··· Data extract

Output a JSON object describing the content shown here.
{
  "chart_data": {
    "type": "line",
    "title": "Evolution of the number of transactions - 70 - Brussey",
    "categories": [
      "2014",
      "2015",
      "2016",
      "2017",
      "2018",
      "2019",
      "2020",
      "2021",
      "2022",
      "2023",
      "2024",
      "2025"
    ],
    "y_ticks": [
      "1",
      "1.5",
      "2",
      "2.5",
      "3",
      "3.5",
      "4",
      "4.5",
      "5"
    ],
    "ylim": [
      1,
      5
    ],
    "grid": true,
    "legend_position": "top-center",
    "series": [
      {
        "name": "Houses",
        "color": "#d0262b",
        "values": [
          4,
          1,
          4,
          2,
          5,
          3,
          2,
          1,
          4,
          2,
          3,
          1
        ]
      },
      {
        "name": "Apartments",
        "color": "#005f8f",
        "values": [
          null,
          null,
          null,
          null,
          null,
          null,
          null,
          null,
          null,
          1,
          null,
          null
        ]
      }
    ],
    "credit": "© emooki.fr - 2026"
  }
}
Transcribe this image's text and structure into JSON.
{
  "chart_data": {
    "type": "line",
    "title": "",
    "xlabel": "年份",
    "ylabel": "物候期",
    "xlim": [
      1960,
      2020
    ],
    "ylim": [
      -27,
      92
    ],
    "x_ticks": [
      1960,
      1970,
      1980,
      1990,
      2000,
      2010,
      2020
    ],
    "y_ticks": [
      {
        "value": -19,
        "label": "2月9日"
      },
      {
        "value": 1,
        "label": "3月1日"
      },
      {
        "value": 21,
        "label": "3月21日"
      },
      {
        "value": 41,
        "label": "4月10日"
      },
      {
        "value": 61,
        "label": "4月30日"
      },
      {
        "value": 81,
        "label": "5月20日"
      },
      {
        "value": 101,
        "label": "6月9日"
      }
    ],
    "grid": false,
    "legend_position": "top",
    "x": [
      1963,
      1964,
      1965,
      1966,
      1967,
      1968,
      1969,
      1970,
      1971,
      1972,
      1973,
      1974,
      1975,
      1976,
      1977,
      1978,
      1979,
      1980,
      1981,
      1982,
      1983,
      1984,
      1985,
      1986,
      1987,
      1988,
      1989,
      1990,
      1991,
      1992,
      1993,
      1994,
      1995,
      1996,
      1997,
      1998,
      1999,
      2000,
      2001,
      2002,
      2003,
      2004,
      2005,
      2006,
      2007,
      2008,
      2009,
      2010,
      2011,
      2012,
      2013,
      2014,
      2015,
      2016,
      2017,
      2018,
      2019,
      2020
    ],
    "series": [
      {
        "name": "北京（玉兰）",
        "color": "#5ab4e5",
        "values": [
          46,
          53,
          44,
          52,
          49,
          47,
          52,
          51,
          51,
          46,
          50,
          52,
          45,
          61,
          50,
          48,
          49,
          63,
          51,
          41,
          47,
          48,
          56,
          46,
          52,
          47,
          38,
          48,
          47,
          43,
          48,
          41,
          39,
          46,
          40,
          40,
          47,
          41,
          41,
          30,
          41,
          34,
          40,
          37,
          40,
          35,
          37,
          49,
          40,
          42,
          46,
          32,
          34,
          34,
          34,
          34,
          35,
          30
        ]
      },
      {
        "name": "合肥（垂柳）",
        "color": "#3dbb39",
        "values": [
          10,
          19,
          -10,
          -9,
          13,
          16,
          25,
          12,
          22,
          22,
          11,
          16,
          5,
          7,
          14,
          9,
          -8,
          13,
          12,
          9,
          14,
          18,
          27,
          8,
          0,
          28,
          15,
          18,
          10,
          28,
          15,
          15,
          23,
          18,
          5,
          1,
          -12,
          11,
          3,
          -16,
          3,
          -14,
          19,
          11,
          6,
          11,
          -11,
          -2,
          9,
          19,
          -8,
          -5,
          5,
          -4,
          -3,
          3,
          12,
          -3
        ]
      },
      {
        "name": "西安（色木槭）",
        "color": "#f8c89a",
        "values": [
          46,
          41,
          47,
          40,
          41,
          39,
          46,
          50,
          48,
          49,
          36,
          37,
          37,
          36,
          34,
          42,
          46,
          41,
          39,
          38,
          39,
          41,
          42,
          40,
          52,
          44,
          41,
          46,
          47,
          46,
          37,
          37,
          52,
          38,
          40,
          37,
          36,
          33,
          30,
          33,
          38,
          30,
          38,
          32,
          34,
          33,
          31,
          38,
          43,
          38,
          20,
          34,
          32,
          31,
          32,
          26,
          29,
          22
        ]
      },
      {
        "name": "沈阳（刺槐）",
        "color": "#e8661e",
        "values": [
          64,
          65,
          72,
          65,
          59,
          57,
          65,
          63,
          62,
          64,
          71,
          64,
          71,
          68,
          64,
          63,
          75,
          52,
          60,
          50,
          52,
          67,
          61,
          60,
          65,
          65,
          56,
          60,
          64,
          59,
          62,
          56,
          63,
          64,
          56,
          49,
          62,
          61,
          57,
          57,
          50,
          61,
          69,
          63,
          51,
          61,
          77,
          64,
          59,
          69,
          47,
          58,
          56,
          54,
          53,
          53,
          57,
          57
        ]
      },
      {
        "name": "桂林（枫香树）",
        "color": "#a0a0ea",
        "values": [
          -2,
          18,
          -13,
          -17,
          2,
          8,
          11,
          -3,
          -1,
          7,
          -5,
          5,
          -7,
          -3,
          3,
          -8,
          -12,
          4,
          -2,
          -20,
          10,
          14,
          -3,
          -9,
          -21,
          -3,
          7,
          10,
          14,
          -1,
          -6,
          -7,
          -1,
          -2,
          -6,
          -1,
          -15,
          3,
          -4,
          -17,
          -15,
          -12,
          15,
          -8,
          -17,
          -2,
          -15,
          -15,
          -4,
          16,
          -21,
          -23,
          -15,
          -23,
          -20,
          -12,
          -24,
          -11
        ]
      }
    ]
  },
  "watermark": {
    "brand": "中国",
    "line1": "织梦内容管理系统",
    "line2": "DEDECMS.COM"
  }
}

······

[Requirements] Each line of the material should be echoed exactly.

[Correct output]
Output a JSON object describing the content shown here.
{
  "chart_data": {
    "type": "line",
    "title": "Evolution of the number of transactions - 70 - Brussey",
    "categories": [
      "2014",
      "2015",
      "2016",
      "2017",
      "2018",
      "2019",
      "2020",
      "2021",
      "2022",
      "2023",
      "2024",
      "2025"
    ],
    "y_ticks": [
      "1",
      "1.5",
      "2",
      "2.5",
      "3",
      "3.5",
      "4",
      "4.5",
      "5"
    ],
    "ylim": [
      1,
      5
    ],
    "grid": true,
    "legend_position": "top-center",
    "series": [
      {
        "name": "Houses",
        "color": "#d0262b",
        "values": [
          4,
          1,
          4,
          2,
          5,
          3,
          2,
          1,
          4,
          2,
          3,
          1
        ]
      },
      {
        "name": "Apartments",
        "color": "#005f8f",
        "values": [
          null,
          null,
          null,
          null,
          null,
          null,
          null,
          null,
          null,
          1,
          null,
          null
        ]
      }
    ],
    "credit": "© emooki.fr - 2026"
  }
}
Transcribe this image's text and structure into JSON.
{
  "chart_data": {
    "type": "line",
    "title": "",
    "xlabel": "年份",
    "ylabel": "物候期",
    "xlim": [
      1960,
      2020
    ],
    "ylim": [
      -27,
      92
    ],
    "x_ticks": [
      1960,
      1970,
      1980,
      1990,
      2000,
      2010,
      2020
    ],
    "y_ticks": [
      {
        "value": -19,
        "label": "2月9日"
      },
      {
        "value": 1,
        "label": "3月1日"
      },
      {
        "value": 21,
        "label": "3月21日"
      },
      {
        "value": 41,
        "label": "4月10日"
      },
      {
        "value": 61,
        "label": "4月30日"
      },
      {
        "value": 81,
        "label": "5月20日"
      },
      {
        "value": 101,
        "label": "6月9日"
      }
    ],
    "grid": false,
    "legend_position": "top",
    "x": [
      1963,
      1964,
      1965,
      1966,
      1967,
      1968,
      1969,
      1970,
      1971,
      1972,
      1973,
      1974,
      1975,
      1976,
      1977,
      1978,
      1979,
      1980,
      1981,
      1982,
      1983,
      1984,
      1985,
      1986,
      1987,
      1988,
      1989,
      1990,
      1991,
      1992,
      1993,
      1994,
      1995,
      1996,
      1997,
      1998,
      1999,
      2000,
      2001,
      2002,
      2003,
      2004,
      2005,
      2006,
      2007,
      2008,
      2009,
      2010,
      2011,
      2012,
      2013,
      2014,
      2015,
      2016,
      2017,
      2018,
      2019,
      2020
    ],
    "series": [
      {
        "name": "北京（玉兰）",
        "color": "#5ab4e5",
        "values": [
          46,
          53,
          44,
          52,
          49,
          47,
          52,
          51,
          51,
          46,
          50,
          52,
          45,
          61,
          50,
          48,
          49,
          63,
          51,
          41,
          47,
          48,
          56,
          46,
          52,
          47,
          38,
          48,
          47,
          43,
          48,
          41,
          39,
          46,
          40,
          40,
          47,
          41,
          41,
          30,
          41,
          34,
          40,
          37,
          40,
          35,
          37,
          49,
          40,
          42,
          46,
          32,
          34,
          34,
          34,
          34,
          35,
          30
        ]
      },
      {
        "name": "合肥（垂柳）",
        "color": "#3dbb39",
        "values": [
          10,
          19,
          -10,
          -9,
          13,
          16,
          25,
          12,
          22,
          22,
          11,
          16,
          5,
          7,
          14,
          9,
          -8,
          13,
          12,
          9,
          14,
          18,
          27,
          8,
          0,
          28,
          15,
          18,
          10,
          28,
          15,
          15,
          23,
          18,
          5,
          1,
          -12,
          11,
          3,
          -16,
          3,
          -14,
          19,
          11,
          6,
          11,
          -11,
          -2,
          9,
          19,
          -8,
          -5,
          5,
          -4,
          -3,
          3,
          12,
          -3
        ]
      },
      {
        "name": "西安（色木槭）",
        "color": "#f8c89a",
        "values": [
          46,
          41,
          47,
          40,
          41,
          39,
          46,
          50,
          48,
          49,
          36,
          37,
          37,
          36,
          34,
          42,
          46,
          41,
          39,
          38,
          39,
          41,
          42,
          40,
          52,
          44,
          41,
          46,
          47,
          46,
          37,
          37,
          52,
          38,
          40,
          37,
          36,
          33,
          30,
          33,
          38,
          30,
          38,
          32,
          34,
          33,
          31,
          38,
          43,
          38,
          20,
          34,
          32,
          31,
          32,
          26,
          29,
          22
        ]
      },
      {
        "name": "沈阳（刺槐）",
        "color": "#e8661e",
        "values": [
          64,
          65,
          72,
          65,
          59,
          57,
          65,
          63,
          62,
          64,
          71,
          64,
          71,
          68,
          64,
          63,
          75,
          52,
          60,
          50,
          52,
          67,
          61,
          60,
          65,
          65,
          56,
          60,
          64,
          59,
          62,
          56,
          63,
          64,
          56,
          49,
          62,
          61,
          57,
          57,
          50,
          61,
          69,
          63,
          51,
          61,
          77,
          64,
          59,
          69,
          47,
          58,
          56,
          54,
          53,
          53,
          57,
          57
        ]
      },
      {
        "name": "桂林（枫香树）",
        "color": "#a0a0ea",
        "values": [
          -2,
          18,
          -13,
          -17,
          2,
          8,
          11,
          -3,
          -1,
          7,
          -5,
          5,
          -7,
          -3,
          3,
          -8,
          -12,
          4,
          -2,
          -20,
          10,
          14,
          -3,
          -9,
          -21,
          -3,
          7,
          10,
          14,
          -1,
          -6,
          -7,
          -1,
          -2,
          -6,
          -1,
          -15,
          3,
          -4,
          -17,
          -15,
          -12,
          15,
          -8,
          -17,
          -2,
          -15,
          -15,
          -4,
          16,
          -21,
          -23,
          -15,
          -23,
          -20,
          -12,
          -24,
          -11
        ]
      }
    ]
  },
  "watermark": {
    "brand": "中国",
    "line1": "织梦内容管理系统",
    "line2": "DEDECMS.COM"
  }
}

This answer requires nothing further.